▶ [Aim of the task] Output exactly the lines between the line that contains "What does this" and the last line of the material, counting both.

────────────────

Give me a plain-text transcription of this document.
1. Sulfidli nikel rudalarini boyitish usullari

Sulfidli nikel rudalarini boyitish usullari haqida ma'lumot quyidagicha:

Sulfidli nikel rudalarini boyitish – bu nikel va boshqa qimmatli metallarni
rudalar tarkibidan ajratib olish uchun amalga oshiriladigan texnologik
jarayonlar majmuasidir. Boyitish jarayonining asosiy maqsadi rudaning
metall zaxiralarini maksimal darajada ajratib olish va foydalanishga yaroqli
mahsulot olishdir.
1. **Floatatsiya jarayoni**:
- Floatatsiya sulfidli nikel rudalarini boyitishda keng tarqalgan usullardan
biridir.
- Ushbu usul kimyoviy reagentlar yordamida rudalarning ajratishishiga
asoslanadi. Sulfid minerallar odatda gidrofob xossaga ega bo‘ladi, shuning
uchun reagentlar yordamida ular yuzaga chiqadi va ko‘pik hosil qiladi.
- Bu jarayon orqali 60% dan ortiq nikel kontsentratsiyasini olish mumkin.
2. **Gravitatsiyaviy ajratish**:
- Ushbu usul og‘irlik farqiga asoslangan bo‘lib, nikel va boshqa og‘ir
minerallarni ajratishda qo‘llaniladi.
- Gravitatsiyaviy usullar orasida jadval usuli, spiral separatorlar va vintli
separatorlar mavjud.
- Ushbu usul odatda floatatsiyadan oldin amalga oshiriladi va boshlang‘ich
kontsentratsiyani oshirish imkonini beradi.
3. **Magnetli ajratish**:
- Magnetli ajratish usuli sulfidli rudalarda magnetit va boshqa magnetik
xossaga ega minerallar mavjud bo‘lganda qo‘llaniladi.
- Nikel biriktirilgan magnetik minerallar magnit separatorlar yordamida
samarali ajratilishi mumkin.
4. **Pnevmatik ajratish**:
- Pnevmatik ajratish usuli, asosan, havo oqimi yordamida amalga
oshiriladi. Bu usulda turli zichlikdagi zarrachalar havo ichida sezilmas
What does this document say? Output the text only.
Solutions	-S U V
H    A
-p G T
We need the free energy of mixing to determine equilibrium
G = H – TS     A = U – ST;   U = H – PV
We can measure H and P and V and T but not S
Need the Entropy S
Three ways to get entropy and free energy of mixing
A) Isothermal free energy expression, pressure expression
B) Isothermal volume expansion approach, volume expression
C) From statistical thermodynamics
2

────────────────

▶ [Full output]
What does this document say? Output the text only.
Solutions	-S U V
H    A
-p G T
We need the free energy of mixing to determine equilibrium
G = H – TS     A = U – ST;   U = H – PV
We can measure H and P and V and T but not S
Need the Entropy S
Three ways to get entropy and free energy of mixing
A) Isothermal free energy expression, pressure expression
B) Isothermal volume expansion approach, volume expression
C) From statistical thermodynamics
2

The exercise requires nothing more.